● SHORT TASK: Go through the data and copy every line exactly, but not the images.

· · · ·

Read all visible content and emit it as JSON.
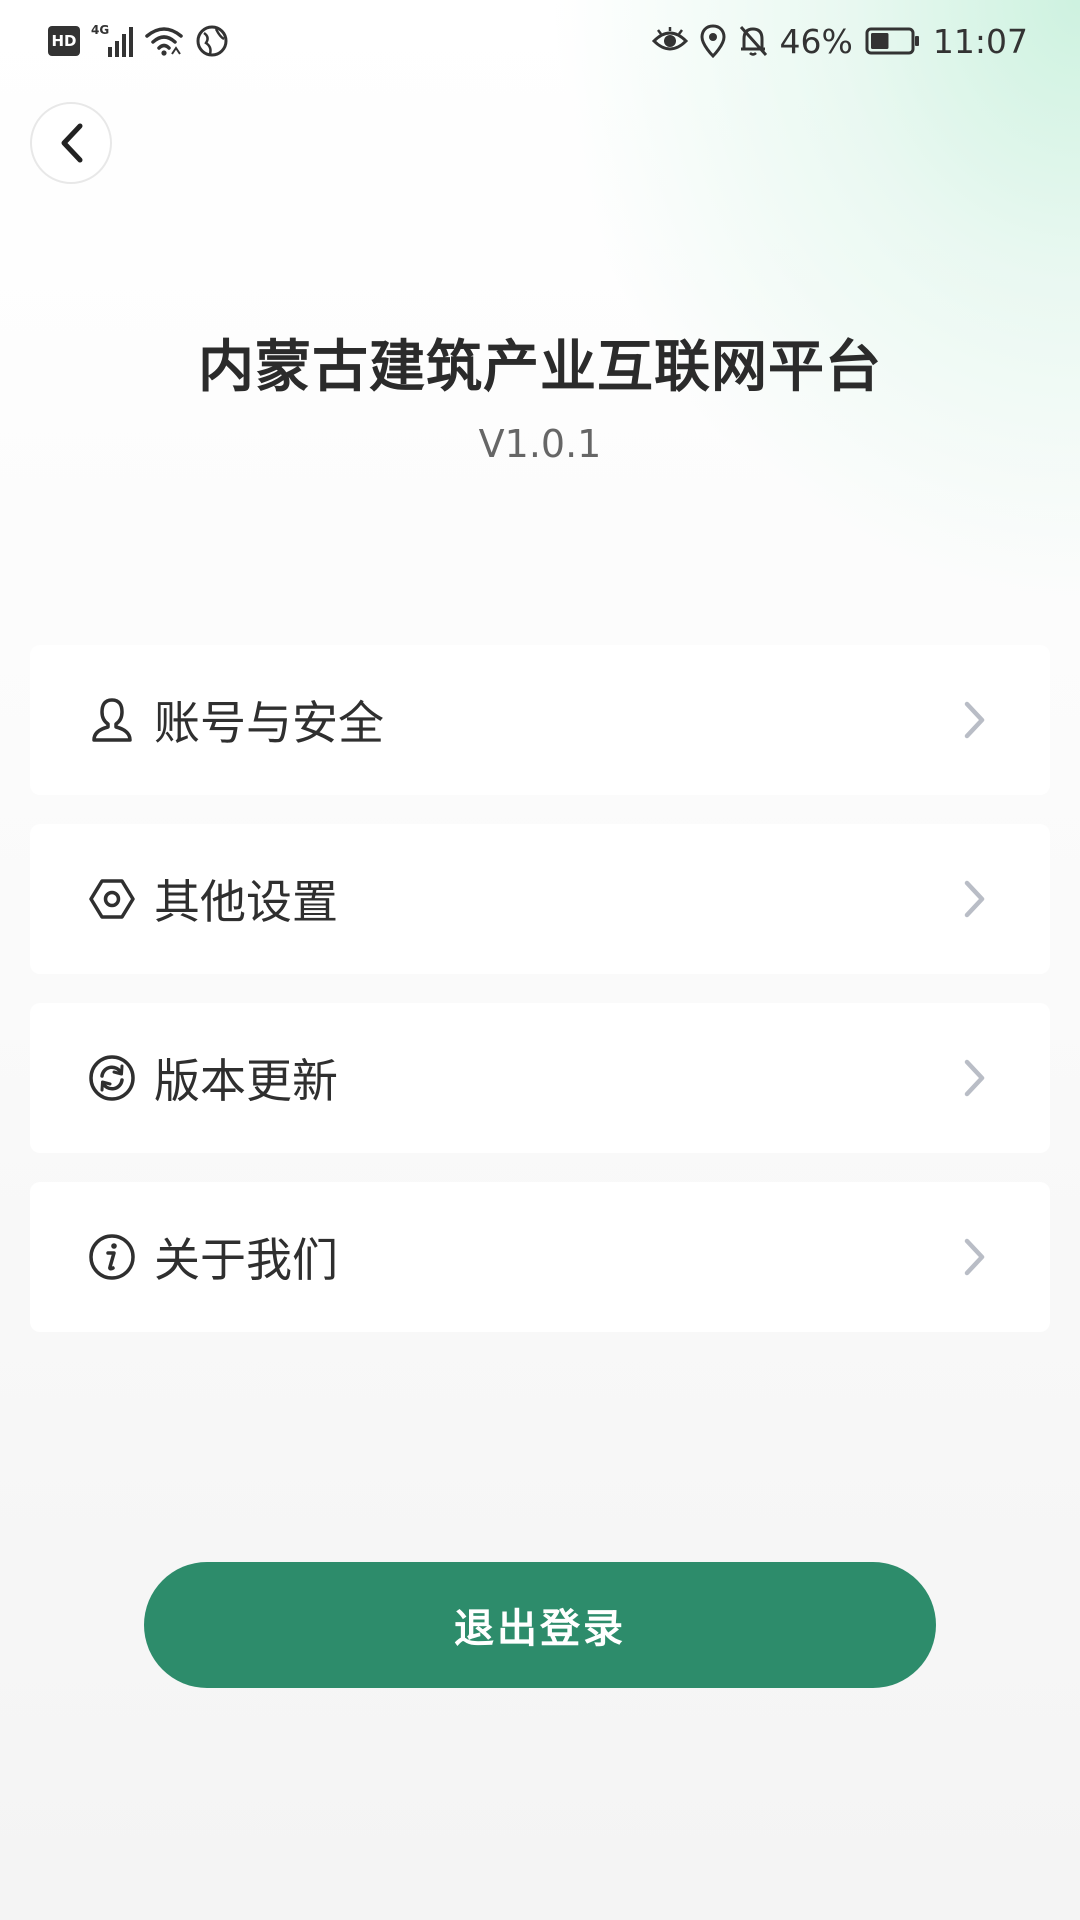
{
  "status_bar": {
    "network_badge": "HD",
    "network_type": "4G",
    "battery_percent": "46%",
    "time": "11:07",
    "battery_level": 0.46
  },
  "header": {
    "title": "内蒙古建筑产业互联网平台",
    "version": "V1.0.1"
  },
  "menu": {
    "items": [
      {
        "label": "账号与安全",
        "icon": "user-icon"
      },
      {
        "label": "其他设置",
        "icon": "hexagon-settings-icon"
      },
      {
        "label": "版本更新",
        "icon": "refresh-icon"
      },
      {
        "label": "关于我们",
        "icon": "info-icon"
      }
    ]
  },
  "actions": {
    "logout_label": "退出登录"
  },
  "colors": {
    "accent": "#2d8c6b",
    "chevron": "#b9bdc6",
    "text": "#2f2f2f"
  }
}
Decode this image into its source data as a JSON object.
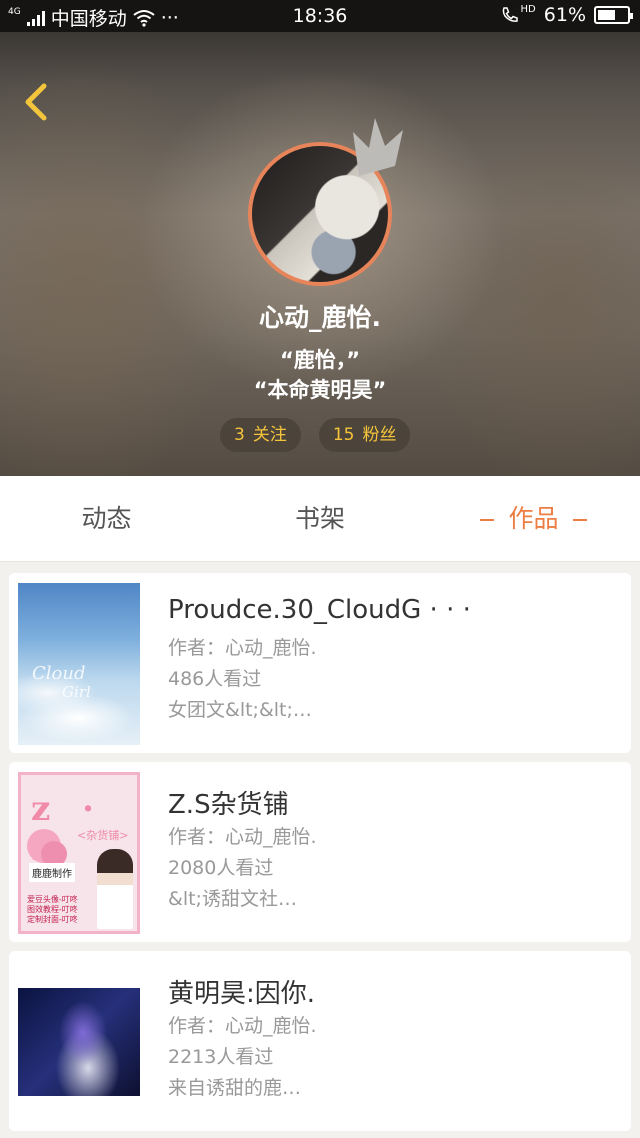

· · · ·

● COMPLETE RESPONSE:
Read all visible content and emit it as JSON.
{
  "status_bar": {
    "network_badge": "HD",
    "network_type": "4G",
    "battery_percent": "46%",
    "time": "11:07",
    "battery_level": 0.46
  },
  "header": {
    "title": "内蒙古建筑产业互联网平台",
    "version": "V1.0.1"
  },
  "menu": {
    "items": [
      {
        "label": "账号与安全",
        "icon": "user-icon"
      },
      {
        "label": "其他设置",
        "icon": "hexagon-settings-icon"
      },
      {
        "label": "版本更新",
        "icon": "refresh-icon"
      },
      {
        "label": "关于我们",
        "icon": "info-icon"
      }
    ]
  },
  "actions": {
    "logout_label": "退出登录"
  },
  "colors": {
    "accent": "#2d8c6b",
    "chevron": "#b9bdc6",
    "text": "#2f2f2f"
  }
}
Decode this image into its source data as a JSON object.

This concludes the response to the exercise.